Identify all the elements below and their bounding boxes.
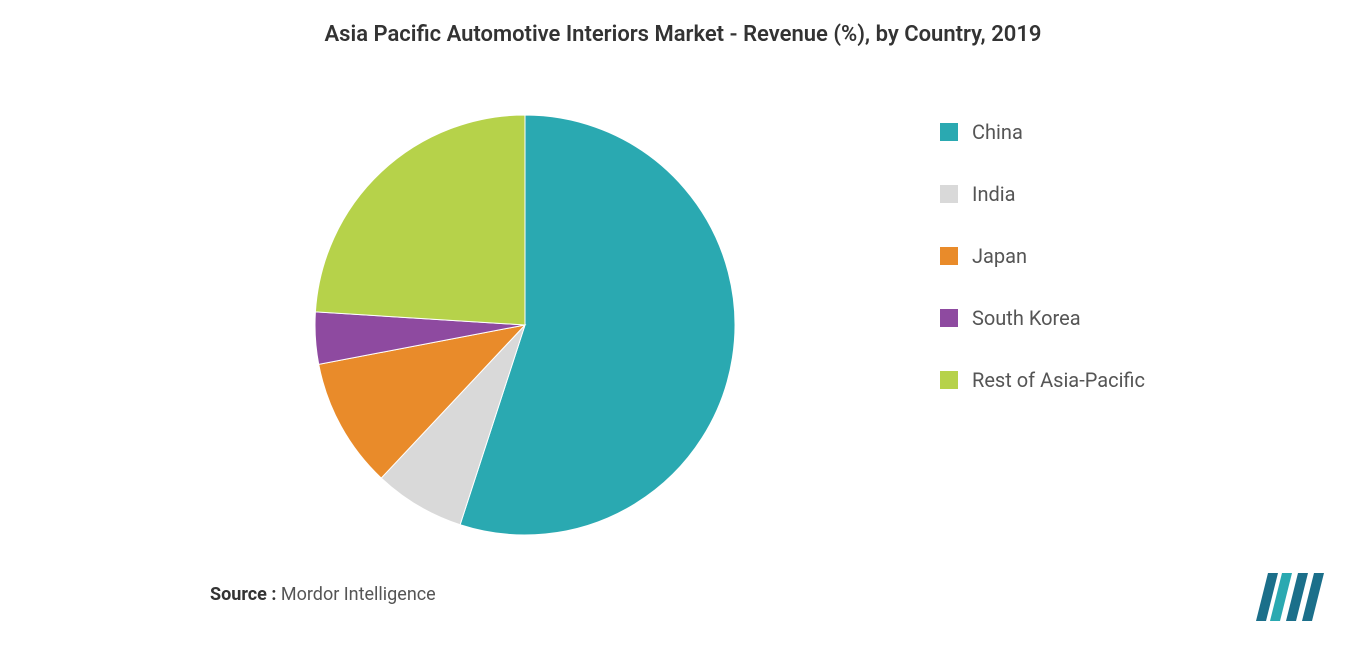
legend-label: Japan [972,244,1027,268]
legend-item: Rest of Asia-Pacific [940,368,1145,392]
legend-item: South Korea [940,306,1145,330]
legend-swatch [940,371,958,389]
legend-item: Japan [940,244,1145,268]
legend-item: India [940,182,1145,206]
source-citation: Source : Mordor Intelligence [210,584,436,605]
source-prefix: Source : [210,584,281,605]
legend-label: India [972,182,1016,206]
legend-swatch [940,247,958,265]
chart-title: Asia Pacific Automotive Interiors Market… [0,22,1366,47]
legend: China India Japan South Korea Rest of Asia-P… [940,120,1145,392]
brand-logo [1256,573,1326,625]
chart-container: Asia Pacific Automotive Interiors Market… [0,0,1366,655]
pie-chart [300,100,750,550]
legend-swatch [940,185,958,203]
source-text: Mordor Intelligence [281,584,436,605]
pie-slice [315,115,525,325]
legend-swatch [940,123,958,141]
legend-item: China [940,120,1145,144]
legend-label: South Korea [972,306,1081,330]
legend-label: China [972,120,1023,144]
legend-label: Rest of Asia-Pacific [972,368,1145,392]
legend-swatch [940,309,958,327]
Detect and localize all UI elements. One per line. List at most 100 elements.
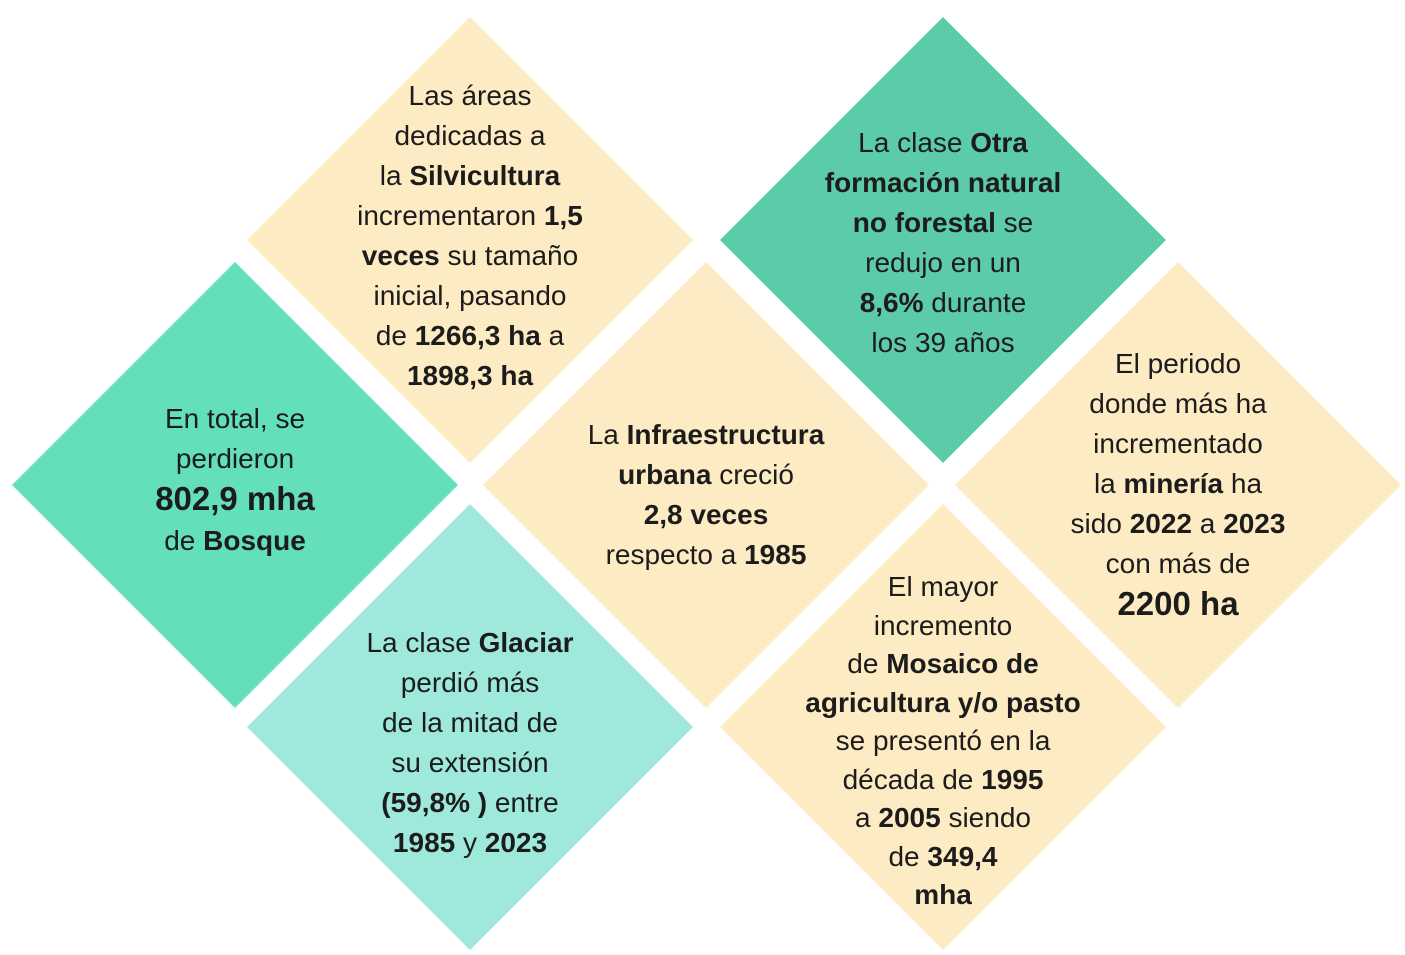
- diamond: [720, 504, 1166, 950]
- bold-text: 8,6%: [859, 287, 924, 318]
- text-line: respecto a 1985: [526, 535, 886, 575]
- text: de: [164, 525, 204, 556]
- text-line: de la mitad de: [290, 703, 650, 743]
- bold-text: Mosaico de: [886, 647, 1039, 679]
- text-line: urbana creció: [526, 455, 886, 495]
- bold-text: Silvicultura: [409, 160, 561, 191]
- text-line: En total, se: [55, 399, 415, 439]
- text-line: 1898,3 ha: [290, 356, 650, 396]
- text: ha: [1223, 468, 1263, 499]
- text: incremento: [873, 609, 1013, 641]
- text-line: incrementado: [998, 424, 1358, 464]
- bold-text: mha: [914, 878, 972, 910]
- text-line: El mayor: [763, 568, 1123, 607]
- bold-text: 2,8 veces: [643, 499, 769, 530]
- text-line: inicial, pasando: [290, 276, 650, 316]
- bold-text: Otra: [970, 127, 1028, 158]
- text-line: (59,8% ) entre: [290, 783, 650, 823]
- text: respecto a: [605, 539, 745, 570]
- text-line: mha: [763, 876, 1123, 915]
- bold-text: 1898,3 ha: [406, 360, 534, 391]
- text-line: 2,8 veces: [526, 495, 886, 535]
- text: y: [455, 827, 485, 858]
- text-line: perdieron: [55, 439, 415, 479]
- text-line: de Bosque: [55, 521, 415, 561]
- text-line: perdió más: [290, 663, 650, 703]
- text-line: Las áreas: [290, 76, 650, 116]
- text-line: La clase Otra: [763, 123, 1123, 163]
- text: siendo: [940, 801, 1031, 833]
- bold-text: formación natural: [824, 167, 1062, 198]
- text: El periodo: [1114, 348, 1242, 379]
- diamond: [955, 262, 1401, 708]
- text: perdió más: [400, 667, 540, 698]
- text: a: [855, 801, 879, 833]
- text: sido: [1070, 508, 1130, 539]
- tile-text: La clase Otra formación natural no foresta…: [763, 123, 1123, 363]
- text: de: [375, 320, 415, 351]
- text: su tamaño: [439, 240, 579, 271]
- text-line: sido 2022 a 2023: [998, 504, 1358, 544]
- bold-text: agricultura y/o pasto: [805, 686, 1081, 718]
- text-line: no forestal se: [763, 203, 1123, 243]
- text: con más de: [1105, 548, 1251, 579]
- text: durante: [923, 287, 1027, 318]
- text-line: su extensión: [290, 743, 650, 783]
- bold-text: urbana: [618, 459, 712, 490]
- text: de: [847, 647, 887, 679]
- diamond: [12, 262, 458, 708]
- text: se presentó en la: [835, 724, 1051, 756]
- text-line: se presentó en la: [763, 722, 1123, 761]
- tile-text: En total, se perdieron 802,9 mha de Bosque: [55, 399, 415, 561]
- text: de la mitad de: [382, 707, 558, 738]
- text: incrementaron: [357, 200, 544, 231]
- bold-text: 2023: [1223, 508, 1286, 539]
- bold-text: 2023: [484, 827, 548, 858]
- bold-text: Infraestructura: [626, 419, 825, 450]
- diamond: [247, 17, 693, 463]
- diamond: [483, 262, 929, 708]
- tile-text: Las áreas dedicadas a la Silvicultura incre…: [290, 76, 650, 396]
- text-line: veces su tamaño: [290, 236, 650, 276]
- tile-text: La Infraestructura urbana creció 2,8 veces…: [526, 415, 886, 575]
- text: década de: [842, 763, 982, 795]
- text-line: incrementaron 1,5: [290, 196, 650, 236]
- text-line: la Silvicultura: [290, 156, 650, 196]
- text-line: con más de: [998, 544, 1358, 584]
- bold-text: (59,8% ): [381, 787, 488, 818]
- text: La clase: [366, 627, 479, 658]
- text: incrementado: [1093, 428, 1263, 459]
- text: entre: [487, 787, 559, 818]
- text-line: donde más ha: [998, 384, 1358, 424]
- text-line: 802,9 mha: [55, 479, 415, 521]
- text: donde más ha: [1089, 388, 1267, 419]
- bold-text: 1985: [744, 539, 807, 570]
- tile-text: La clase Glaciar perdió más de la mitad de…: [290, 623, 650, 863]
- text: La clase: [858, 127, 971, 158]
- text: inicial, pasando: [373, 280, 567, 311]
- text-line: los 39 años: [763, 323, 1123, 363]
- diamond: [247, 504, 693, 950]
- text: su extensión: [391, 747, 549, 778]
- text-line: 1985 y 2023: [290, 823, 650, 863]
- bold-text: minería: [1123, 468, 1224, 499]
- bold-text: veces: [361, 240, 440, 271]
- text-line: incremento: [763, 606, 1123, 645]
- bold-text: 2022: [1129, 508, 1192, 539]
- text: la: [1093, 468, 1124, 499]
- text: redujo en un: [865, 247, 1021, 278]
- bold-text: 1266,3 ha: [414, 320, 541, 351]
- text: perdieron: [175, 443, 295, 474]
- text: creció: [711, 459, 794, 490]
- text: La: [587, 419, 627, 450]
- text-line: formación natural: [763, 163, 1123, 203]
- text: En total, se: [164, 403, 306, 434]
- bold-text: 349,4: [927, 840, 998, 872]
- bold-text: no forestal: [852, 207, 996, 238]
- text-line: a 2005 siendo: [763, 799, 1123, 838]
- text-line: agricultura y/o pasto: [763, 683, 1123, 722]
- text: los 39 años: [871, 327, 1015, 358]
- bold-text: 802,9 mha: [155, 480, 315, 517]
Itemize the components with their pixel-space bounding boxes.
=====
*INSTRUCTIONS TO FOLLOW:*
Rewrite all the lines above as a JSON list of strings, one string per line, leaving out blank lines and the pictures.

*OUTPUT OF THE EXERCISE:*
[
  "Identify all the elements below and their bounding boxes.",
  "legend-label: Japan [972,244,1027,268]",
  "legend-item: Rest of Asia-Pacific [940,368,1145,392]",
  "legend-item: South Korea [940,306,1145,330]",
  "legend-swatch [940,371,958,389]",
  "legend-item: Japan [940,244,1145,268]",
  "legend-item: India [940,182,1145,206]",
  "source-citation: Source : Mordor Intelligence [210,584,436,605]",
  "source-prefix: Source : [210,584,281,605]",
  "legend-label: India [972,182,1016,206]",
  "legend-swatch [940,247,958,265]",
  "chart-title: Asia Pacific Automotive Interiors Market… [0,22,1366,47]",
  "legend: China India Japan South Korea Rest of Asia-P… [940,120,1145,392]",
  "brand-logo [1256,573,1326,625]",
  "chart-container: Asia Pacific Automotive Interiors Market… [0,0,1366,655]",
  "pie-chart [300,100,750,550]",
  "legend-swatch [940,185,958,203]",
  "source-text: Mordor Intelligence [281,584,436,605]",
  "pie-slice [315,115,525,325]",
  "legend-swatch [940,123,958,141]",
  "legend-item: China [940,120,1145,144]",
  "legend-label: South Korea [972,306,1081,330]",
  "legend-label: China [972,120,1023,144]",
  "legend-label: Rest of Asia-Pacific [972,368,1145,392]",
  "legend-swatch [940,309,958,327]",
  "Detect and localize all UI elements. One per line. List at most 100 elements.",
  "- diamond: [720, 504, 1166, 950]",
  "- bold-text: 8,6%: [859, 287, 924, 318]",
  "- text-line: respecto a 1985: [526, 535, 886, 575]",
  "- text: de: [164, 525, 204, 556]",
  "- text-line: de la mitad de: [290, 703, 650, 743]",
  "- bold-text: Mosaico de: [886, 647, 1039, 679]",
  "- text-line: urbana creció: [526, 455, 886, 495]",
  "- bold-text: Silvicultura: [409, 160, 561, 191]",
  "- text-line: En total, se: [55, 399, 415, 439]",
  "- text-line: 1898,3 ha: [290, 356, 650, 396]",
  "- text: ha: [1223, 468, 1263, 499]",
  "- text: incremento: [873, 609, 1013, 641]",
  "- text-line: incrementado: [998, 424, 1358, 464]",
  "- bold-text: mha: [914, 878, 972, 910]",
  "- text-line: El mayor: [763, 568, 1123, 607]",
  "- bold-text: 2,8 veces: [643, 499, 769, 530]",
  "- text-line: inicial, pasando: [290, 276, 650, 316]",
  "- bold-text: Otra: [970, 127, 1028, 158]",
  "- text-line: (59,8% ) entre: [290, 783, 650, 823]",
  "- text: respecto a: [605, 539, 745, 570]",
  "- text-line: mha: [763, 876, 1123, 915]",
  "- bold-text: 1898,3 ha: [406, 360, 534, 391]",
  "- text-line: 2,8 veces: [526, 495, 886, 535]",
  "- text: y: [455, 827, 485, 858]",
  "- text-line: perdieron: [55, 439, 415, 479]",
  "- text-line: de Bosque: [55, 521, 415, 561]",
  "- text-line: perdió más: [290, 663, 650, 703]",
  "- text-line: Las áreas: [290, 76, 650, 116]",
  "- text-line: La clase Otra: [763, 123, 1123, 163]",
  "- text: siendo: [940, 801, 1031, 833]",
  "- bold-text: formación natural: [824, 167, 1062, 198]",
  "- text: El periodo: [1114, 348, 1242, 379]",
  "- diamond: [955, 262, 1401, 708]",
  "- text: perdió más: [400, 667, 540, 698]",
  "- text: a: [855, 801, 879, 833]",
  "- text: sido: [1070, 508, 1130, 539]",
  "- tile-text: La clase Otra formación natural no foresta…: [763, 123, 1123, 363]",
  "- text: de: [375, 320, 415, 351]",
  "- text: su tamaño: [439, 240, 579, 271]",
  "- text-line: sido 2022 a 2023: [998, 504, 1358, 544]",
  "- bold-text: agricultura y/o pasto: [805, 686, 1081, 718]",
  "- text-line: no forestal se: [763, 203, 1123, 243]",
  "- text: con más de: [1105, 548, 1251, 579]",
  "- text: durante: [923, 287, 1027, 318]",
  "- text-line: su extensión: [290, 743, 650, 783]",
  "- bold-text: urbana: [618, 459, 712, 490]",
  "- text: de: [847, 647, 887, 679]",
  "- diamond: [12, 262, 458, 708]",
  "- text: se presentó en la: [835, 724, 1051, 756]",
  "- text-line: se presentó en la: [763, 722, 1123, 761]",
  "- tile-text: En total, se perdieron 802,9 mha de Bosque: [55, 399, 415, 561]",
  "- text: de la mitad de: [382, 707, 558, 738]",
  "- text: incrementaron: [357, 200, 544, 231]",
  "- bold-text: 2023: [1223, 508, 1286, 539]",
  "- bold-text: 2023: [484, 827, 548, 858]",
  "- bold-text: Infraestructura: [626, 419, 825, 450]",
  "- diamond: [247, 17, 693, 463]",
  "- diamond: [483, 262, 929, 708]",
  "- tile-text: Las áreas dedicadas a la Silvicultura incre…: [290, 76, 650, 396]",
  "- text-line: veces su tamaño: [290, 236, 650, 276]",
  "- tile-text: La Infraestructura urbana creció 2,8 veces…: [526, 415, 886, 575]",
  "- text: década de: [842, 763, 982, 795]",
  "- text-line: incrementaron 1,5: [290, 196, 650, 236]",
  "- text-line: la Silvicultura: [290, 156, 650, 196]",
  "- text-line: con más de: [998, 544, 1358, 584]",
  "- bold-text: (59,8% ): [381, 787, 488, 818]",
  "- text: La clase: [366, 627, 479, 658]",
  "- text: incrementado: [1093, 428, 1263, 459]",
  "- text: entre: [487, 787, 559, 818]",
  "- text-line: donde más ha: [998, 384, 1358, 424]",
  "- text-line: 802,9 mha: [55, 479, 415, 521]",
  "- text: donde más ha: [1089, 388, 1267, 419]",
  "- bold-text: 1985: [744, 539, 807, 570]",
  "- tile-text: La clase Glaciar perdió más de la mitad de…: [290, 623, 650, 863]",
  "- text: La clase: [858, 127, 971, 158]",
  "- text: inicial, pasando: [373, 280, 567, 311]",
  "- text-line: los 39 años: [763, 323, 1123, 363]",
  "- diamond: [247, 504, 693, 950]",
  "- text: su extensión: [391, 747, 549, 778]",
  "- text-line: 1985 y 2023: [290, 823, 650, 863]",
  "- bold-text: minería: [1123, 468, 1224, 499]",
  "- bold-text: veces: [361, 240, 440, 271]",
  "- text-line: incremento: [763, 606, 1123, 645]",
  "- bold-text: 2022: [1129, 508, 1192, 539]",
  "- text: la: [1093, 468, 1124, 499]",
  "- text: redujo en un: [865, 247, 1021, 278]",
  "- bold-text: 1266,3 ha: [414, 320, 541, 351]",
  "- text: perdieron: [175, 443, 295, 474]",
  "- text: creció: [711, 459, 794, 490]",
  "- text: La: [587, 419, 627, 450]",
  "- text-line: formación natural: [763, 163, 1123, 203]",
  "- text: En total, se: [164, 403, 306, 434]",
  "- bold-text: 349,4: [927, 840, 998, 872]",
  "- bold-text: no forestal: [852, 207, 996, 238]",
  "- text-line: a 2005 siendo: [763, 799, 1123, 838]",
  "- text-line: agricultura y/o pasto: [763, 683, 1123, 722]",
  "- text: los 39 años: [871, 327, 1015, 358]",
  "- bold-text: 802,9 mha: [155, 480, 315, 517]",
  "Itemize the components with their pixel-space bounding boxes."
]